(Dataset entries)
=====

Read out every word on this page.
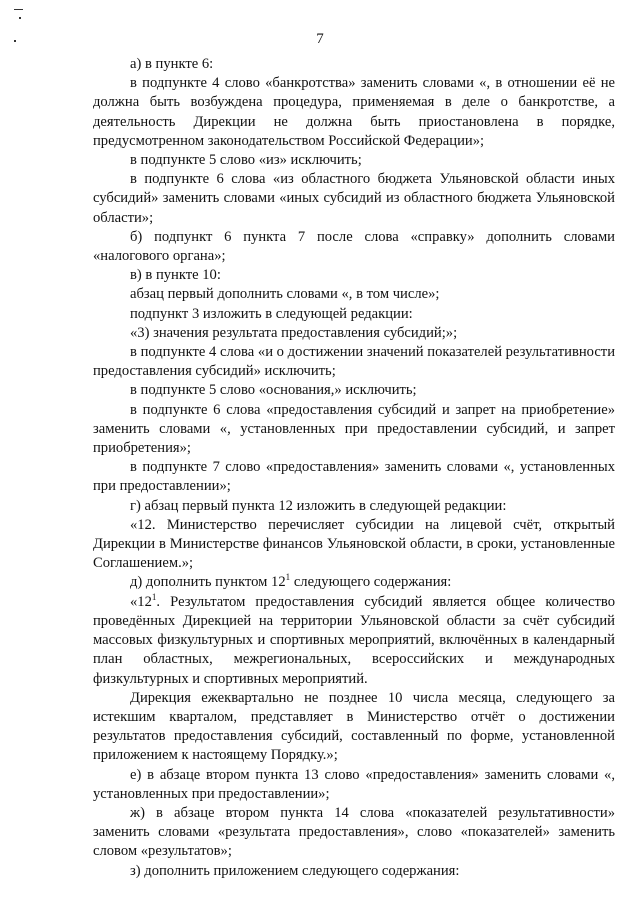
7

а) в пункте 6:

в подпункте 4 слово «банкротства» заменить словами «, в отношении её не должна быть возбуждена процедура, применяемая в деле о банкротстве, а деятельность Дирекции не должна быть приостановлена в порядке, предусмотренном законодательством Российской Федерации»;

в подпункте 5 слово «из» исключить;

в подпункте 6 слова «из областного бюджета Ульяновской области иных субсидий» заменить словами «иных субсидий из областного бюджета Ульяновской области»;

б) подпункт 6 пункта 7 после слова «справку» дополнить словами «налогового органа»;

в) в пункте 10:

абзац первый дополнить словами «, в том числе»;

подпункт 3 изложить в следующей редакции:

«3) значения результата предоставления субсидий;»;

в подпункте 4 слова «и о достижении значений показателей результативности предоставления субсидий» исключить;

в подпункте 5 слово «основания,» исключить;

в подпункте 6 слова «предоставления субсидий и запрет на приобретение» заменить словами «, установленных при предоставлении субсидий, и запрет приобретения»;

в подпункте 7 слово «предоставления» заменить словами «, установленных при предоставлении»;

г) абзац первый пункта 12 изложить в следующей редакции:

«12. Министерство перечисляет субсидии на лицевой счёт, открытый Дирекции в Министерстве финансов Ульяновской области, в сроки, установленные Соглашением.»;

д) дополнить пунктом $12^1$ следующего содержания:

«$12^1$. Результатом предоставления субсидий является общее количество проведённых Дирекцией на территории Ульяновской области за счёт субсидий массовых физкультурных и спортивных мероприятий, включённых в календарный план областных, межрегиональных, всероссийских и международных физкультурных и спортивных мероприятий.

Дирекция ежеквартально не позднее 10 числа месяца, следующего за истекшим кварталом, представляет в Министерство отчёт о достижении результатов предоставления субсидий, составленный по форме, установленной приложением к настоящему Порядку.»;

е) в абзаце втором пункта 13 слово «предоставления» заменить словами «, установленных при предоставлении»;

ж) в абзаце втором пункта 14 слова «показателей результативности» заменить словами «результата предоставления», слово «показателей» заменить словом «результатов»;

з) дополнить приложением следующего содержания:
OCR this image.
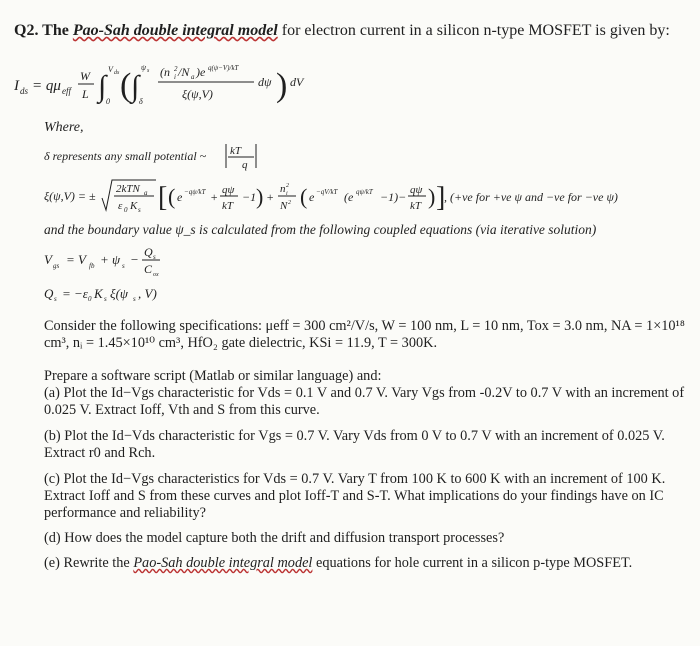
Q2. The Pao-Sah double integral model for electron current in a silicon n-type MOSFET is given by:
I ds = qμ eff
W
L ∫
V ds
0 ( ∫
ψ s
δ
(n i
2 /N a )e q(ψ−V)/kT
ξ(ψ,V)
dψ ) dV
Where,
δ represents any small potential ~ kT
q
ξ(ψ,V) = ± 2kTN a
ε 0 K s [ ( e −qψ/kT + qψ
kT
−1 ) +
n 2
i
N 2 ( e −qV/kT (e qψ/kT −1)− qψ
kT ) ]
, (+ve for +ve ψ and −ve for −ve ψ)
and the boundary value ψ_s is calculated from the following coupled equations (via iterative solution)
V gs = V fb + ψ s − Q s
C ox
Q s = −ε 0 K s ξ(ψ s , V)
Consider the following specifications: μeff = 300 cm²/V/s, W = 100 nm, L = 10 nm, Tox = 3.0 nm, NA = 1×10¹⁸
cm³, nᵢ = 1.45×10¹⁰ cm³, HfO₂ gate dielectric, KSi = 11.9, T = 300K.
Prepare a software script (Matlab or similar language) and:
(a) Plot the Id−Vgs characteristic for Vds = 0.1 V and 0.7 V. Vary Vgs from -0.2V to 0.7 V with an increment of
0.025 V. Extract Ioff, Vth and S from this curve.
(b) Plot the Id−Vds characteristic for Vgs = 0.7 V. Vary Vds from 0 V to 0.7 V with an increment of 0.025 V.
Extract r0 and Rch.
(c) Plot the Id−Vgs characteristics for Vds = 0.7 V. Vary T from 100 K to 600 K with an increment of 100 K.
Extract Ioff and S from these curves and plot Ioff-T and S-T. What implications do your findings have on IC
performance and reliability?
(d) How does the model capture both the drift and diffusion transport processes?
(e) Rewrite the Pao-Sah double integral model equations for hole current in a silicon p-type MOSFET.
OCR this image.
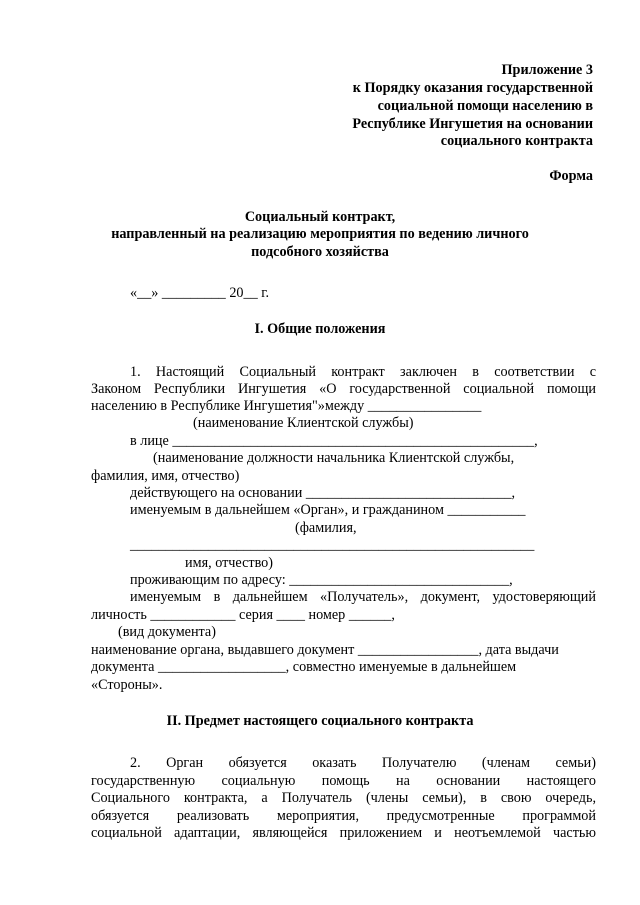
Приложение 3
к Порядку оказания государственной
социальной помощи населению в
Республике Ингушетия на основании
социального контракта
Форма
Социальный контракт,
направленный на реализацию мероприятия по ведению личного
подсобного хозяйства
«__» _________ 20__ г.
I. Общие положения
1. Настоящий Социальный контракт заключен в соответствии с
Законом Республики Ингушетия «О государственной социальной помощи
населению в Республике Ингушетия"»между ________________
(наименование Клиентской службы)
в лице ___________________________________________________,
(наименование должности начальника Клиентской службы,
фамилия, имя, отчество)
действующего на основании _____________________________,
именуемым в дальнейшем «Орган», и гражданином ___________
(фамилия,
_________________________________________________________
имя, отчество)
проживающим по адресу: _______________________________,
именуемым в дальнейшем «Получатель», документ, удостоверяющий
личность ____________ серия ____ номер ______,
(вид документа)
наименование органа, выдавшего документ _________________, дата выдачи
документа __________________, совместно именуемые в дальнейшем
«Стороны».
II. Предмет настоящего социального контракта
2. Орган обязуется оказать Получателю (членам семьи)
государственную социальную помощь на основании настоящего
Социального контракта, а Получатель (члены семьи), в свою очередь,
обязуется реализовать мероприятия, предусмотренные программой
социальной адаптации, являющейся приложением и неотъемлемой частью
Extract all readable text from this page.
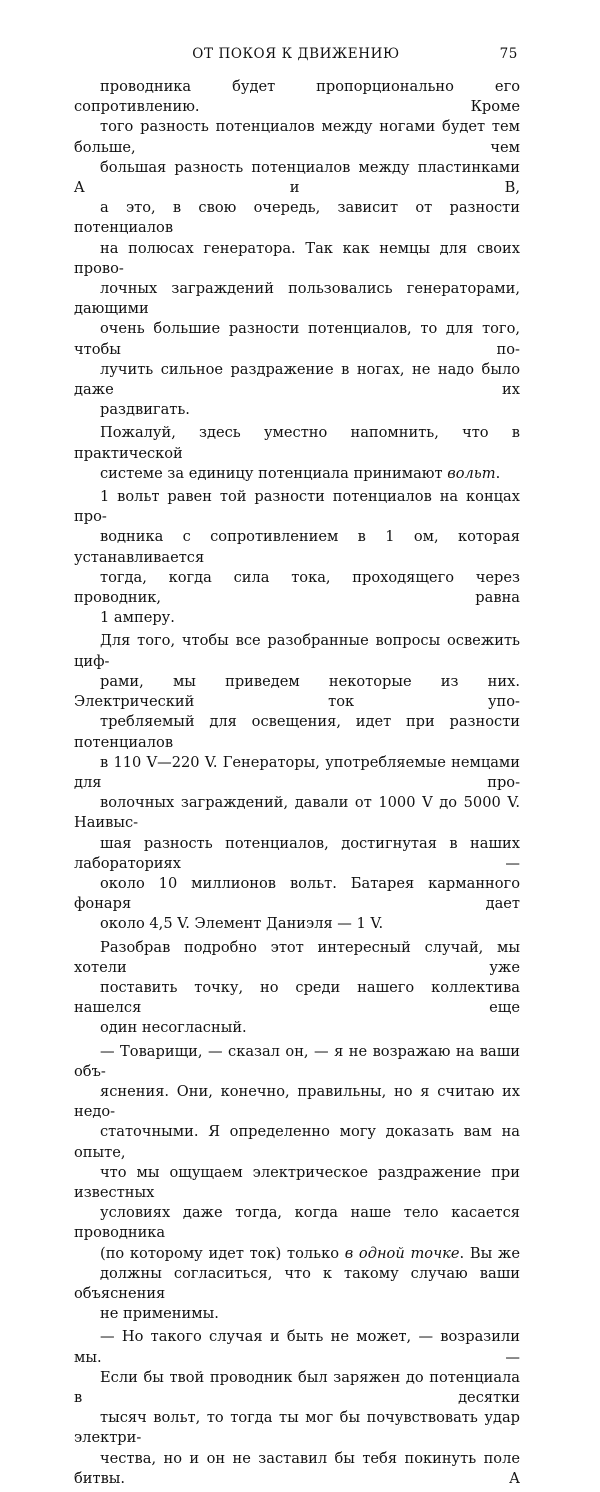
ОТ ПОКОЯ К ДВИЖЕНИЮ	75

проводника будет пропорционально его сопротивлению. Кроме
того разность потенциалов между ногами будет тем больше, чем
большая разность потенциалов между пластинками A и B,
а это, в свою очередь, зависит от разности потенциалов
на полюсах генератора. Так как немцы для своих прово-
лочных заграждений пользовались генераторами, дающими
очень большие разности потенциалов, то для того, чтобы по-
лучить сильное раздражение в ногах, не надо было даже их
раздвигать.

Пожалуй, здесь уместно напомнить, что в практической
системе за единицу потенциала принимают вольт.

1 вольт равен той разности потенциалов на концах про-
водника с сопротивлением в 1 ом, которая устанавливается
тогда, когда сила тока, проходящего через проводник, равна
1 амперу.

Для того, чтобы все разобранные вопросы освежить циф-
рами, мы приведем некоторые из них. Электрический ток упо-
требляемый для освещения, идет при разности потенциалов
в 110 V—220 V. Генераторы, употребляемые немцами для про-
волочных заграждений, давали от 1000 V до 5000 V. Наивыс-
шая разность потенциалов, достигнутая в наших лабораториях —
около 10 миллионов вольт. Батарея карманного фонаря дает
около 4,5 V. Элемент Даниэля — 1 V.

Разобрав подробно этот интересный случай, мы хотели уже
поставить точку, но среди нашего коллектива нашелся еще
один несогласный.

— Товарищи, — сказал он, — я не возражаю на ваши объ-
яснения. Они, конечно, правильны, но я считаю их недо-
статочными. Я определенно могу доказать вам на опыте,
что мы ощущаем электрическое раздражение при известных
условиях даже тогда, когда наше тело касается проводника
(по которому идет ток) только в одной точке. Вы же
должны согласиться, что к такому случаю ваши объяснения
не применимы.

— Но такого случая и быть не может, — возразили мы. —
Если бы твой проводник был заряжен до потенциала в десятки
тысяч вольт, то тогда ты мог бы почувствовать удар электри-
чества, но и он не заставил бы тебя покинуть поле битвы. А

=====

§ **WHAT THE EXERCISE ASKS**
Transcribe the listing in full and omit the pictures.

§ **RESULT FOR THIS TASK**
Read out every word on this page.
7

а) в пункте 6:

в подпункте 4 слово «банкротства» заменить словами «, в отношении её не должна быть возбуждена процедура, применяемая в деле о банкротстве, а деятельность Дирекции не должна быть приостановлена в порядке, предусмотренном законодательством Российской Федерации»;

в подпункте 5 слово «из» исключить;

в подпункте 6 слова «из областного бюджета Ульяновской области иных субсидий» заменить словами «иных субсидий из областного бюджета Ульяновской области»;

б) подпункт 6 пункта 7 после слова «справку» дополнить словами «налогового органа»;

в) в пункте 10:

абзац первый дополнить словами «, в том числе»;

подпункт 3 изложить в следующей редакции:

«3) значения результата предоставления субсидий;»;

в подпункте 4 слова «и о достижении значений показателей результативности предоставления субсидий» исключить;

в подпункте 5 слово «основания,» исключить;

в подпункте 6 слова «предоставления субсидий и запрет на приобретение» заменить словами «, установленных при предоставлении субсидий, и запрет приобретения»;

в подпункте 7 слово «предоставления» заменить словами «, установленных при предоставлении»;

г) абзац первый пункта 12 изложить в следующей редакции:

«12. Министерство перечисляет субсидии на лицевой счёт, открытый Дирекции в Министерстве финансов Ульяновской области, в сроки, установленные Соглашением.»;

д) дополнить пунктом $12^1$ следующего содержания:

«$12^1$. Результатом предоставления субсидий является общее количество проведённых Дирекцией на территории Ульяновской области за счёт субсидий массовых физкультурных и спортивных мероприятий, включённых в календарный план областных, межрегиональных, всероссийских и международных физкультурных и спортивных мероприятий.

Дирекция ежеквартально не позднее 10 числа месяца, следующего за истекшим кварталом, представляет в Министерство отчёт о достижении результатов предоставления субсидий, составленный по форме, установленной приложением к настоящему Порядку.»;

е) в абзаце втором пункта 13 слово «предоставления» заменить словами «, установленных при предоставлении»;

ж) в абзаце втором пункта 14 слова «показателей результативности» заменить словами «результата предоставления», слово «показателей» заменить словом «результатов»;

з) дополнить приложением следующего содержания:
OCR this image.
Q2. The Pao-Sah double integral model for electron current in a silicon n-type MOSFET is given by:
I ds = qμ eff
W
L ∫
V ds
0 ( ∫
ψ s
δ
(n i
2 /N a )e q(ψ−V)/kT
ξ(ψ,V)
dψ ) dV
Where,
δ represents any small potential ~ kT
q
ξ(ψ,V) = ± 2kTN a
ε 0 K s [ ( e −qψ/kT + qψ
kT
−1 ) +
n 2
i
N 2 ( e −qV/kT (e qψ/kT −1)− qψ
kT ) ]
, (+ve for +ve ψ and −ve for −ve ψ)
and the boundary value ψ_s is calculated from the following coupled equations (via iterative solution)
V gs = V fb + ψ s − Q s
C ox
Q s = −ε 0 K s ξ(ψ s , V)
Consider the following specifications: μeff = 300 cm²/V/s, W = 100 nm, L = 10 nm, Tox = 3.0 nm, NA = 1×10¹⁸
cm³, nᵢ = 1.45×10¹⁰ cm³, HfO₂ gate dielectric, KSi = 11.9, T = 300K.
Prepare a software script (Matlab or similar language) and:
(a) Plot the Id−Vgs characteristic for Vds = 0.1 V and 0.7 V. Vary Vgs from -0.2V to 0.7 V with an increment of
0.025 V. Extract Ioff, Vth and S from this curve.
(b) Plot the Id−Vds characteristic for Vgs = 0.7 V. Vary Vds from 0 V to 0.7 V with an increment of 0.025 V.
Extract r0 and Rch.
(c) Plot the Id−Vgs characteristics for Vds = 0.7 V. Vary T from 100 K to 600 K with an increment of 100 K.
Extract Ioff and S from these curves and plot Ioff-T and S-T. What implications do your findings have on IC
performance and reliability?
(d) How does the model capture both the drift and diffusion transport processes?
(e) Rewrite the Pao-Sah double integral model equations for hole current in a silicon p-type MOSFET.
OCR this image.
Приложение 3
к Порядку оказания государственной
социальной помощи населению в
Республике Ингушетия на основании
социального контракта
Форма
Социальный контракт,
направленный на реализацию мероприятия по ведению личного
подсобного хозяйства
«__» _________ 20__ г.
I. Общие положения
1. Настоящий Социальный контракт заключен в соответствии с
Законом Республики Ингушетия «О государственной социальной помощи
населению в Республике Ингушетия"»между ________________
(наименование Клиентской службы)
в лице ___________________________________________________,
(наименование должности начальника Клиентской службы,
фамилия, имя, отчество)
действующего на основании _____________________________,
именуемым в дальнейшем «Орган», и гражданином ___________
(фамилия,
_________________________________________________________
имя, отчество)
проживающим по адресу: _______________________________,
именуемым в дальнейшем «Получатель», документ, удостоверяющий
личность ____________ серия ____ номер ______,
(вид документа)
наименование органа, выдавшего документ _________________, дата выдачи
документа __________________, совместно именуемые в дальнейшем
«Стороны».
II. Предмет настоящего социального контракта
2. Орган обязуется оказать Получателю (членам семьи)
государственную социальную помощь на основании настоящего
Социального контракта, а Получатель (члены семьи), в свою очередь,
обязуется реализовать мероприятия, предусмотренные программой
социальной адаптации, являющейся приложением и неотъемлемой частью
Extract all readable text from this page.
ОТ ПОКОЯ К ДВИЖЕНИЮ	75

проводника будет пропорционально его сопротивлению. Кроме
того разность потенциалов между ногами будет тем больше, чем
большая разность потенциалов между пластинками A и B,
а это, в свою очередь, зависит от разности потенциалов
на полюсах генератора. Так как немцы для своих прово-
лочных заграждений пользовались генераторами, дающими
очень большие разности потенциалов, то для того, чтобы по-
лучить сильное раздражение в ногах, не надо было даже их
раздвигать.

Пожалуй, здесь уместно напомнить, что в практической
системе за единицу потенциала принимают вольт.

1 вольт равен той разности потенциалов на концах про-
водника с сопротивлением в 1 ом, которая устанавливается
тогда, когда сила тока, проходящего через проводник, равна
1 амперу.

Для того, чтобы все разобранные вопросы освежить циф-
рами, мы приведем некоторые из них. Электрический ток упо-
требляемый для освещения, идет при разности потенциалов
в 110 V—220 V. Генераторы, употребляемые немцами для про-
волочных заграждений, давали от 1000 V до 5000 V. Наивыс-
шая разность потенциалов, достигнутая в наших лабораториях —
около 10 миллионов вольт. Батарея карманного фонаря дает
около 4,5 V. Элемент Даниэля — 1 V.

Разобрав подробно этот интересный случай, мы хотели уже
поставить точку, но среди нашего коллектива нашелся еще
один несогласный.

— Товарищи, — сказал он, — я не возражаю на ваши объ-
яснения. Они, конечно, правильны, но я считаю их недо-
статочными. Я определенно могу доказать вам на опыте,
что мы ощущаем электрическое раздражение при известных
условиях даже тогда, когда наше тело касается проводника
(по которому идет ток) только в одной точке. Вы же
должны согласиться, что к такому случаю ваши объяснения
не применимы.

— Но такого случая и быть не может, — возразили мы. —
Если бы твой проводник был заряжен до потенциала в десятки
тысяч вольт, то тогда ты мог бы почувствовать удар электри-
чества, но и он не заставил бы тебя покинуть поле битвы. А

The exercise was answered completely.